__Objective__.
Where the word "type" occurs in a line, return that line.

[Records from a data source]
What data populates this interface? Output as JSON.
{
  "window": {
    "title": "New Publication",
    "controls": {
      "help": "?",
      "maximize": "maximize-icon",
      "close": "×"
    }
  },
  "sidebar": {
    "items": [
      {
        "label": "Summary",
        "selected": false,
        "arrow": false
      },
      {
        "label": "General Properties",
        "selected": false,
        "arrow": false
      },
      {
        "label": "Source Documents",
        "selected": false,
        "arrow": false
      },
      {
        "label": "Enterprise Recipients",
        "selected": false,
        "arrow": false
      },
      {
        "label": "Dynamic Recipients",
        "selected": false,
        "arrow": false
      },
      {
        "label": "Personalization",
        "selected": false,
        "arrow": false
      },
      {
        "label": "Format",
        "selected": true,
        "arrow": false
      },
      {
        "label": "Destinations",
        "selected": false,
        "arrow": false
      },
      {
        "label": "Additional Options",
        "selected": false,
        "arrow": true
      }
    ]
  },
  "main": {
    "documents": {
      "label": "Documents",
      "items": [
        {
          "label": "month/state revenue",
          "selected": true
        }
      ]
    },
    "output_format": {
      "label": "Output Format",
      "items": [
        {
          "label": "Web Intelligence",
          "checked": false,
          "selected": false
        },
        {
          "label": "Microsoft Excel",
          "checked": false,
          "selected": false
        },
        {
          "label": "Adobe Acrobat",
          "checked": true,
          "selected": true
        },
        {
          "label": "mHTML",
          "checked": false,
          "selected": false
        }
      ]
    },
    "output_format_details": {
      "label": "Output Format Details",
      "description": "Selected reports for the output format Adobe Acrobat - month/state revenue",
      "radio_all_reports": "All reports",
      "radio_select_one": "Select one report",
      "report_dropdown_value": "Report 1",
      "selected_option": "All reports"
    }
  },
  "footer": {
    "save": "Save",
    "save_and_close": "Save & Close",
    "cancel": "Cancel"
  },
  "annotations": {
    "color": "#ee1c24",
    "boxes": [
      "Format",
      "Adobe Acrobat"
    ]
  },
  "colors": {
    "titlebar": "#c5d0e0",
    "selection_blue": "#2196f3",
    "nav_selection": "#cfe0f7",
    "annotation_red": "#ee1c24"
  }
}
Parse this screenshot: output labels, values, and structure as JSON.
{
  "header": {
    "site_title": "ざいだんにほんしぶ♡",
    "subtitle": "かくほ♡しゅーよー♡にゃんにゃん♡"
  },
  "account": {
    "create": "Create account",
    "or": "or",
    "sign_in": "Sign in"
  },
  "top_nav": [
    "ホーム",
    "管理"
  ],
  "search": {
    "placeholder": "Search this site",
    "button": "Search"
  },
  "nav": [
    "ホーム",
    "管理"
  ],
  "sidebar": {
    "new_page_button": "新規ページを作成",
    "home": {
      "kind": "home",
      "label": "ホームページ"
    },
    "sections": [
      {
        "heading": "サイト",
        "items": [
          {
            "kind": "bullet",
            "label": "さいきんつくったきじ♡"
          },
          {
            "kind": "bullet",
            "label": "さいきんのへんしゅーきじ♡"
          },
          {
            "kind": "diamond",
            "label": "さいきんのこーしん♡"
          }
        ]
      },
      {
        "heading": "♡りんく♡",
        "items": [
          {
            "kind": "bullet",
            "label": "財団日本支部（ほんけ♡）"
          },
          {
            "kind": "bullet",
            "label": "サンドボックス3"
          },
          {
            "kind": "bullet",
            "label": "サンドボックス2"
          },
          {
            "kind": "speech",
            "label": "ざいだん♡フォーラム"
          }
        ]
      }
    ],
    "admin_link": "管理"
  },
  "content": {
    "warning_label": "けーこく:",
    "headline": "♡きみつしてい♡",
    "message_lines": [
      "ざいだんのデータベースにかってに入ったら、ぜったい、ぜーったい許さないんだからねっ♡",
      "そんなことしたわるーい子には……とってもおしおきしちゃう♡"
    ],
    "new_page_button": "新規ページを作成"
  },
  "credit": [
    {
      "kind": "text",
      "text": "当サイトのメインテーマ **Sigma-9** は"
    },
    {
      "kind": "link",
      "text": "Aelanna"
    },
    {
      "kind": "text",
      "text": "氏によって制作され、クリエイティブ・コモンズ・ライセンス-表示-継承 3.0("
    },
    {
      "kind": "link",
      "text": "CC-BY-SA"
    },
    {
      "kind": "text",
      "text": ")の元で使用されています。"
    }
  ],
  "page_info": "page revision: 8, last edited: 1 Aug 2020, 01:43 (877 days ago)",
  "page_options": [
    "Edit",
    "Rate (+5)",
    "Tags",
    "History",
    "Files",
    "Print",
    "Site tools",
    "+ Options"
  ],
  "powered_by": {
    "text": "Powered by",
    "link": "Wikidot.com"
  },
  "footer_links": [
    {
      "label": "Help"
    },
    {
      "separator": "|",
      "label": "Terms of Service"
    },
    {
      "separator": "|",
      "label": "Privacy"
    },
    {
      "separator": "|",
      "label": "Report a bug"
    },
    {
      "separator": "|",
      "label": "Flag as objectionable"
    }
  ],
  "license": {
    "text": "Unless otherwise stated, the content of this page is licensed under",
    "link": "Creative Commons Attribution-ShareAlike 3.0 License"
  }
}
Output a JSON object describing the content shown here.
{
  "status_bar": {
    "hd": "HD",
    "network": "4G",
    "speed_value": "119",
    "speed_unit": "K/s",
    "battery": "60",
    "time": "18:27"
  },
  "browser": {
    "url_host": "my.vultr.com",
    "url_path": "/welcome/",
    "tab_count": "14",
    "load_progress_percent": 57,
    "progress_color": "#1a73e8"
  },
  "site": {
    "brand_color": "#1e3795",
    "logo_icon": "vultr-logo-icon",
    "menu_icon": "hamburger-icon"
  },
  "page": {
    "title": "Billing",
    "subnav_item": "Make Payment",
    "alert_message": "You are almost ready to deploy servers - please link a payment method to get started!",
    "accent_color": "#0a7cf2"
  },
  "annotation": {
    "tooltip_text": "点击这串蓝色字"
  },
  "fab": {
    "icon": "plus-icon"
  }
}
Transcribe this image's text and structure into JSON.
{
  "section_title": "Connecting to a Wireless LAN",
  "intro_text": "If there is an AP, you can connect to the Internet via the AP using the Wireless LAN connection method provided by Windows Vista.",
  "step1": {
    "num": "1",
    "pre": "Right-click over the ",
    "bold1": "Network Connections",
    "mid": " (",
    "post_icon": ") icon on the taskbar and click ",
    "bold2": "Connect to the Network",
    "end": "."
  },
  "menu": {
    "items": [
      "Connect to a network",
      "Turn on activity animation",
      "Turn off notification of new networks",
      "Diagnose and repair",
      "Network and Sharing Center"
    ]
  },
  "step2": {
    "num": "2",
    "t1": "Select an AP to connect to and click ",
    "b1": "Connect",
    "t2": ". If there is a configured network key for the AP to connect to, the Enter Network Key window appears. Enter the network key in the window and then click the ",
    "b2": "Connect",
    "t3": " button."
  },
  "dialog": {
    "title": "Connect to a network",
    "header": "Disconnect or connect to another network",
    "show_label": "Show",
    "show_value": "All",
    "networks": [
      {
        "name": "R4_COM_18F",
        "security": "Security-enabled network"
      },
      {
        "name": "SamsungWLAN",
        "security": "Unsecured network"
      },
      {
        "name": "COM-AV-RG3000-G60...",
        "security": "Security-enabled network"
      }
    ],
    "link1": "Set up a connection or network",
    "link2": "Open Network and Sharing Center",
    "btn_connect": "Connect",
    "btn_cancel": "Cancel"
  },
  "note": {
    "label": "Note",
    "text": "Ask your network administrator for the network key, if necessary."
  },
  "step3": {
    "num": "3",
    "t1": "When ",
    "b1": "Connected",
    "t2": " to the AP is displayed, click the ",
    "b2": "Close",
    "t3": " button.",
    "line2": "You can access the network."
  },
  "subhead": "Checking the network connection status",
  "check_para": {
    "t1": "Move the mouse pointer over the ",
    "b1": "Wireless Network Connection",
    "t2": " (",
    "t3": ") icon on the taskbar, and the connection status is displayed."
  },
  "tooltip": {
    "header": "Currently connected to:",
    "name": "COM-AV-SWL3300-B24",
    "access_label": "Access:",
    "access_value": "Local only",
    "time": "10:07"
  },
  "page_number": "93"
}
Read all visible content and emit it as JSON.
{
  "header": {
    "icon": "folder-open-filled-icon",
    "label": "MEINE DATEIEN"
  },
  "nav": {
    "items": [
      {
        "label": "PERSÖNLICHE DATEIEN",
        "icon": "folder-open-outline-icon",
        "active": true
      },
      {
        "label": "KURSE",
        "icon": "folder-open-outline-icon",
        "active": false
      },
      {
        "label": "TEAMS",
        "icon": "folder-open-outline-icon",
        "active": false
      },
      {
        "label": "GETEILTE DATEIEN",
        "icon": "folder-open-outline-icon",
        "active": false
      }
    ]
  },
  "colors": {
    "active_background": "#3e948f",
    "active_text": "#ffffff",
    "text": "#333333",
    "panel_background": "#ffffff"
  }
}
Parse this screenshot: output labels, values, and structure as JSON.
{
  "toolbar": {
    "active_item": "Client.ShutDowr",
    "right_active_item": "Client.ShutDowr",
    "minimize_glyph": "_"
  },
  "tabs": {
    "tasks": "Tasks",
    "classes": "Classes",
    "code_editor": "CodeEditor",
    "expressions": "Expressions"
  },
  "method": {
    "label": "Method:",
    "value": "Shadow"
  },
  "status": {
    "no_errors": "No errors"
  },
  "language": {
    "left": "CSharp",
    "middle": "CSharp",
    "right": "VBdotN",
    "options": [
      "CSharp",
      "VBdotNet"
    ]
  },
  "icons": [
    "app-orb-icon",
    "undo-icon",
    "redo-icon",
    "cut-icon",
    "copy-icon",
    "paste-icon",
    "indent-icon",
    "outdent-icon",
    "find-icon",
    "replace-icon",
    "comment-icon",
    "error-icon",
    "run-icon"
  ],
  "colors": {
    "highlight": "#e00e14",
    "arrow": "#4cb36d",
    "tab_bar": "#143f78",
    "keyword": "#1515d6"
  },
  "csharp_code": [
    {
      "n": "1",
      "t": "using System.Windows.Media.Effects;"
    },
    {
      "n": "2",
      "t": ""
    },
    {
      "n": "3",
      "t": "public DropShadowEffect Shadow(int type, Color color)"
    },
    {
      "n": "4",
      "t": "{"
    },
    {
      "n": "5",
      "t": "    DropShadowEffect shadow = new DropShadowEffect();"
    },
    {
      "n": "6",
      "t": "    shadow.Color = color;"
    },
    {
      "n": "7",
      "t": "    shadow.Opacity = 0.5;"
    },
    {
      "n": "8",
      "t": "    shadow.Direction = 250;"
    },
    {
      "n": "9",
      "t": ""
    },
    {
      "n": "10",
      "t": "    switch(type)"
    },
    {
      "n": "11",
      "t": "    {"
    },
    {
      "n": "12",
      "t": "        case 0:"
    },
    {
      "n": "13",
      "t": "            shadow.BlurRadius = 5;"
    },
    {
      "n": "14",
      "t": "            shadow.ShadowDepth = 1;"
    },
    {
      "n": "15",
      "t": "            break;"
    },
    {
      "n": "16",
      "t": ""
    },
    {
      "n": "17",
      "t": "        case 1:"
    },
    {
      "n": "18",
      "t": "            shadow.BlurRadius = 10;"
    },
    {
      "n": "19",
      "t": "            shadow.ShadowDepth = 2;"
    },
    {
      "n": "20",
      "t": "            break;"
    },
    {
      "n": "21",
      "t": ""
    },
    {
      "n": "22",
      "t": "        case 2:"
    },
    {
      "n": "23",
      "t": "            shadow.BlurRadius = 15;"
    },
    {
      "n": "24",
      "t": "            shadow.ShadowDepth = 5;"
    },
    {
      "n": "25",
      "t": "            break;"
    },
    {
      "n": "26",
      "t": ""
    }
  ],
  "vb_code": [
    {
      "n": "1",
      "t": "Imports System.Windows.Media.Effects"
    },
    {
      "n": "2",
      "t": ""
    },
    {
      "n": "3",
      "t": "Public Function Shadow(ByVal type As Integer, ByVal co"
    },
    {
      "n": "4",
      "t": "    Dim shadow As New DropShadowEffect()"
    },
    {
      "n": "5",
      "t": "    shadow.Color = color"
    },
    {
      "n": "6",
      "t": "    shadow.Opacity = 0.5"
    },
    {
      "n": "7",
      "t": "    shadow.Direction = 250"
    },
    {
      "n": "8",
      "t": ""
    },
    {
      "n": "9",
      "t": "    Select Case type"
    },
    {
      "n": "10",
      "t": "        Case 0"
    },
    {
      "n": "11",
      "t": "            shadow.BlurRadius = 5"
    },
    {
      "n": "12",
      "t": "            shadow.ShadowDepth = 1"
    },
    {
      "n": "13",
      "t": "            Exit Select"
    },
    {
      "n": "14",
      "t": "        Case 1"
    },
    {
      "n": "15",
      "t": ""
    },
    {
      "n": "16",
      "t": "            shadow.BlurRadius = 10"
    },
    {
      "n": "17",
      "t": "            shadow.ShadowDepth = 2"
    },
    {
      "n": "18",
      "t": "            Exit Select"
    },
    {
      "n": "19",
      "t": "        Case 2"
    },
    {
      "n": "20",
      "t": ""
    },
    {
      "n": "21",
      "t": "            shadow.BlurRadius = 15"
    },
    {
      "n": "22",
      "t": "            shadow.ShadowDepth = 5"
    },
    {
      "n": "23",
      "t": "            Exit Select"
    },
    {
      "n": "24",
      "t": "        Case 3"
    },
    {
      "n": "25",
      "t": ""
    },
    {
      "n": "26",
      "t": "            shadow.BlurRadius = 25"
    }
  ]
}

__In response__.
      "t": "public DropShadowEffect Shadow(int type, Color color)"
      "t": "    switch(type)"
      "t": "Public Function Shadow(ByVal type As Integer, ByVal co"
      "t": "    Select Case type"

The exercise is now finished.